INSTRUCTION
Transcribe the records below exactly as they appear.
"""
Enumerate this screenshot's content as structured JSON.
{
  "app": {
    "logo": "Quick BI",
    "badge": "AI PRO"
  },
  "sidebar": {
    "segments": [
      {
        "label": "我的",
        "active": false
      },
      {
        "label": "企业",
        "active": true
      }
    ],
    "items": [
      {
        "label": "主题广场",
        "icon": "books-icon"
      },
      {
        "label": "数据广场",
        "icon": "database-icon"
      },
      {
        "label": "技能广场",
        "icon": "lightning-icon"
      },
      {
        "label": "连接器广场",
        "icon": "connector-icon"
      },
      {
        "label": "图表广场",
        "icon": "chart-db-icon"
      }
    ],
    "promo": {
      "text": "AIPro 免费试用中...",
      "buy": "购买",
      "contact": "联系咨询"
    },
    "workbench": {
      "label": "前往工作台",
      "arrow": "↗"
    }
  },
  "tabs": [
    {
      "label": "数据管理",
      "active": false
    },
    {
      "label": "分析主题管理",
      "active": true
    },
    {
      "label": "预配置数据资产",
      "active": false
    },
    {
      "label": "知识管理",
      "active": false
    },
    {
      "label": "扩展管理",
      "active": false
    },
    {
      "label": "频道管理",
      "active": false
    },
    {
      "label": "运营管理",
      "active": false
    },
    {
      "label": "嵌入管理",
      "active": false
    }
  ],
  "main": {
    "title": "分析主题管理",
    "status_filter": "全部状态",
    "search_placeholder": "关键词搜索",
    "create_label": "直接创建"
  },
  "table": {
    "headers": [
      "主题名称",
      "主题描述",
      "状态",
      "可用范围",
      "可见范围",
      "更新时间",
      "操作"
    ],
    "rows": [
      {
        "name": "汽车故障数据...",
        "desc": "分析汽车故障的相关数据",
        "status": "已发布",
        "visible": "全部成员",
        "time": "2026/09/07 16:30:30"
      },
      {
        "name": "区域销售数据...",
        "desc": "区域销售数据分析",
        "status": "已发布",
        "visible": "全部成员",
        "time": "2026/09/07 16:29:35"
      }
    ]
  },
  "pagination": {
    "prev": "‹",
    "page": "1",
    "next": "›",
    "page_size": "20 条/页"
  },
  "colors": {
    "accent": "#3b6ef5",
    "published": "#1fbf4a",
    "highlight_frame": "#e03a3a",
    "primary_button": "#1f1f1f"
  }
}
"""
REPLY
Enumerate this screenshot's content as structured JSON.
{
  "app": {
    "logo": "Quick BI",
    "badge": "AI PRO"
  },
  "sidebar": {
    "segments": [
      {
        "label": "我的",
        "active": false
      },
      {
        "label": "企业",
        "active": true
      }
    ],
    "items": [
      {
        "label": "主题广场",
        "icon": "books-icon"
      },
      {
        "label": "数据广场",
        "icon": "database-icon"
      },
      {
        "label": "技能广场",
        "icon": "lightning-icon"
      },
      {
        "label": "连接器广场",
        "icon": "connector-icon"
      },
      {
        "label": "图表广场",
        "icon": "chart-db-icon"
      }
    ],
    "promo": {
      "text": "AIPro 免费试用中...",
      "buy": "购买",
      "contact": "联系咨询"
    },
    "workbench": {
      "label": "前往工作台",
      "arrow": "↗"
    }
  },
  "tabs": [
    {
      "label": "数据管理",
      "active": false
    },
    {
      "label": "分析主题管理",
      "active": true
    },
    {
      "label": "预配置数据资产",
      "active": false
    },
    {
      "label": "知识管理",
      "active": false
    },
    {
      "label": "扩展管理",
      "active": false
    },
    {
      "label": "频道管理",
      "active": false
    },
    {
      "label": "运营管理",
      "active": false
    },
    {
      "label": "嵌入管理",
      "active": false
    }
  ],
  "main": {
    "title": "分析主题管理",
    "status_filter": "全部状态",
    "search_placeholder": "关键词搜索",
    "create_label": "直接创建"
  },
  "table": {
    "headers": [
      "主题名称",
      "主题描述",
      "状态",
      "可用范围",
      "可见范围",
      "更新时间",
      "操作"
    ],
    "rows": [
      {
        "name": "汽车故障数据...",
        "desc": "分析汽车故障的相关数据",
        "status": "已发布",
        "visible": "全部成员",
        "time": "2026/09/07 16:30:30"
      },
      {
        "name": "区域销售数据...",
        "desc": "区域销售数据分析",
        "status": "已发布",
        "visible": "全部成员",
        "time": "2026/09/07 16:29:35"
      }
    ]
  },
  "pagination": {
    "prev": "‹",
    "page": "1",
    "next": "›",
    "page_size": "20 条/页"
  },
  "colors": {
    "accent": "#3b6ef5",
    "published": "#1fbf4a",
    "highlight_frame": "#e03a3a",
    "primary_button": "#1f1f1f"
  }
}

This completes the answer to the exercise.